* _Objectif 1_: Comptez les lignes des données où figure le mot complet « complete », puis indiquez seulement ce nombre.

Au QG, mes enfants et moi, nous nous sommes glissés dans les cercles de danses concentriques propres à Sim’hat Tora, nous introduisant dans la grammaire d’un univers orthodoxe dont je comprends encore la langue sans la parler[1] : celle des hommes qui tournent en rond, rouleau de Tora à la main, tandis que, depuis leur espace réservé, les femmes les caillassent de friandises que les enfants s’empressent de ramasser. Certains se les échangent ; d’autres capitalisent pour prêter à crédit, parfois des micro-casinos de bonbons s’improvisent, indexés sur les taux nerveux d’une bourse où le cours de la Fraise Tagada cachère sans gélatine peut d’une minute à l’autre chuter brusquement, tandis que grimpe à toute allure celui du Stoptou.
Quand je me rends au QG, j’y tombe en général sur Bloch. Nous nous connaissons à peine mais nous allons automatiquement l’un vers l’autre quand nos regards se croisent. Ce qui nous lie est une origine strasbourgeoise commune et notre appartenance à la minorité de la minorité : les ashkénazes de la communauté juive visible du 19e arrondissement (par un retournement culturel propre à l’histoire du judaïsme français, 95% des Loubavitch français sont aujourd’hui séfarades).

* _Objectif 2_:
Répondez à ces questions sur l'extrait :
(a) Quelle fête donne lieu aux cercles de danses concentriques ?
(b) Quelle origine commune le « je » du texte partage-t-il avec Bloch ?
(c) Quel pourcentage des Loubavitch français sont aujourd'hui séfarades ?

* _Données_:

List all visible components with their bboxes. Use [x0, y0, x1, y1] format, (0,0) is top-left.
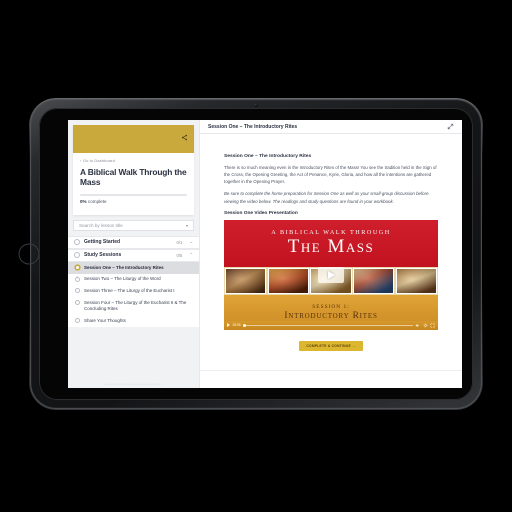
sidebar-footer-text: • • • • • • • • • • • • • • • • • • • • …: [104, 383, 163, 386]
chevron-down-icon: ▾: [185, 222, 188, 228]
nativity-thumbnail: [225, 267, 267, 294]
course-progress: 0% complete: [80, 194, 187, 204]
video-controls-bar[interactable]: 28:55: [224, 321, 438, 330]
volume-icon[interactable]: [415, 323, 420, 328]
progress-track: [80, 194, 187, 196]
lesson-content-scroll[interactable]: Session One – The Introductory Rites The…: [200, 134, 462, 370]
lesson-status-circle: [74, 318, 80, 324]
lesson-status-col: [74, 287, 80, 294]
progress-suffix: complete: [86, 199, 107, 205]
share-icon[interactable]: [181, 134, 188, 141]
lesson-search-placeholder: Search by lesson title: [79, 222, 123, 228]
lesson-item-session-four[interactable]: Session Four – The Liturgy of the Euchar…: [68, 297, 199, 315]
lesson-list: Getting Started 0/1 ⌄ Study Sessions 0/5…: [68, 235, 199, 388]
lesson-header-bar: Session One – The Introductory Rites: [200, 120, 462, 134]
screenshot-canvas: ‹ Go to Dashboard A Biblical Walk Throug…: [0, 0, 512, 512]
lesson-item-session-one[interactable]: Session One – The Introductory Rites: [68, 261, 199, 274]
play-button[interactable]: [318, 266, 344, 283]
lesson-item-session-three[interactable]: Session Three – The Liturgy of the Eucha…: [68, 285, 199, 297]
crucifixion-thumbnail: [267, 267, 310, 294]
course-sidebar: ‹ Go to Dashboard A Biblical Walk Throug…: [68, 120, 199, 388]
section-label: Study Sessions: [84, 252, 122, 259]
annunciation-thumbnail: [352, 267, 395, 294]
video-session-title: Introductory Rites: [284, 310, 378, 321]
course-title: A Biblical Walk Through the Mass: [80, 166, 187, 188]
sidebar-section-getting-started[interactable]: Getting Started 0/1 ⌄: [68, 235, 199, 249]
home-button[interactable]: [20, 245, 39, 264]
lesson-heading: Session One – The Introductory Rites: [224, 154, 312, 159]
lesson-header-title: Session One – The Introductory Rites: [208, 123, 298, 130]
lesson-item-share-your-thoughts[interactable]: Share Your Thoughts: [68, 315, 199, 327]
expand-arrows-icon[interactable]: [447, 123, 454, 130]
lesson-label: Share Your Thoughts: [84, 317, 126, 323]
complete-and-continue-button[interactable]: COMPLETE & CONTINUE →: [299, 340, 363, 351]
lesson-status-col: [74, 276, 80, 282]
chevron-down-icon[interactable]: ⌄: [189, 239, 193, 245]
complete-continue-wrap: COMPLETE & CONTINUE →: [224, 337, 438, 357]
lesson-label: Session One – The Introductory Rites: [84, 264, 164, 270]
go-to-dashboard-link[interactable]: ‹ Go to Dashboard: [80, 158, 187, 163]
lesson-label: Session Four – The Liturgy of the Euchar…: [84, 299, 187, 312]
lesson-item-session-two[interactable]: Session Two – The Liturgy of the Word: [68, 274, 199, 286]
course-header-banner: [73, 125, 194, 153]
video-title-banner: A Biblical Walk Through The Mass: [224, 219, 438, 267]
course-info-card: ‹ Go to Dashboard A Biblical Walk Throug…: [73, 125, 194, 215]
lesson-label: Session Three – The Liturgy of the Eucha…: [84, 287, 175, 293]
play-icon[interactable]: [227, 323, 230, 328]
video-duration: 28:55: [232, 323, 241, 328]
lesson-status-circle: [74, 276, 80, 282]
lesson-status-circle: [74, 264, 80, 270]
fullscreen-icon[interactable]: [430, 323, 435, 328]
lesson-status-circle: [74, 288, 80, 294]
video-title-large: The Mass: [287, 236, 375, 258]
lesson-main-panel: Session One – The Introductory Rites Ses…: [199, 120, 462, 388]
section-label: Getting Started: [84, 239, 121, 246]
progress-percent: 0%: [80, 199, 87, 205]
tablet-device-frame: ‹ Go to Dashboard A Biblical Walk Throug…: [30, 99, 482, 409]
front-camera: [254, 103, 258, 107]
course-info-body: ‹ Go to Dashboard A Biblical Walk Throug…: [73, 153, 194, 215]
lesson-status-col: [74, 264, 80, 270]
chevron-left-icon: ‹: [80, 157, 82, 163]
lesson-content: Session One – The Introductory Rites The…: [212, 136, 450, 365]
lesson-subheading: Session One Video Presentation: [224, 210, 298, 216]
chevron-up-icon[interactable]: ⌃: [189, 252, 193, 258]
section-status-circle: [74, 239, 80, 246]
last-supper-thumbnail: [395, 267, 438, 294]
section-count: 0/1: [176, 239, 183, 245]
lesson-label: Session Two – The Liturgy of the Word: [84, 276, 161, 282]
tablet-screen: ‹ Go to Dashboard A Biblical Walk Throug…: [68, 120, 462, 388]
section-status-circle: [74, 252, 80, 259]
sidebar-section-study-sessions[interactable]: Study Sessions 0/5 ⌃: [68, 248, 199, 262]
lesson-search-input[interactable]: Search by lesson title ▾: [73, 219, 194, 231]
video-title-small: A Biblical Walk Through: [271, 229, 391, 237]
lesson-status-col: [74, 317, 80, 324]
lesson-status-col: [74, 299, 80, 306]
lesson-emphasis-note: Be sure to complete the home preparation…: [224, 191, 429, 204]
lesson-rows: Session One – The Introductory Rites Ses…: [68, 261, 199, 327]
lesson-status-circle: [74, 300, 80, 306]
play-icon: [327, 270, 335, 279]
video-player[interactable]: A Biblical Walk Through The Mass: [224, 219, 438, 330]
section-count: 0/5: [176, 252, 183, 258]
video-seek-bar[interactable]: [242, 323, 413, 327]
go-to-dashboard-label: Go to Dashboard: [82, 158, 115, 163]
progress-label: 0% complete: [80, 199, 187, 204]
gear-icon[interactable]: [423, 323, 428, 328]
lesson-footer: [200, 370, 462, 388]
video-session-label: Session 1:: [312, 303, 350, 310]
lesson-paragraph: There is so much meaning even in the Int…: [224, 165, 437, 185]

* _Corrigé 1_: 6

* _Corrigé 2_:
(a) Sim'hat Tora.
(b) Une origine strasbourgeoise.
(c) 95 %.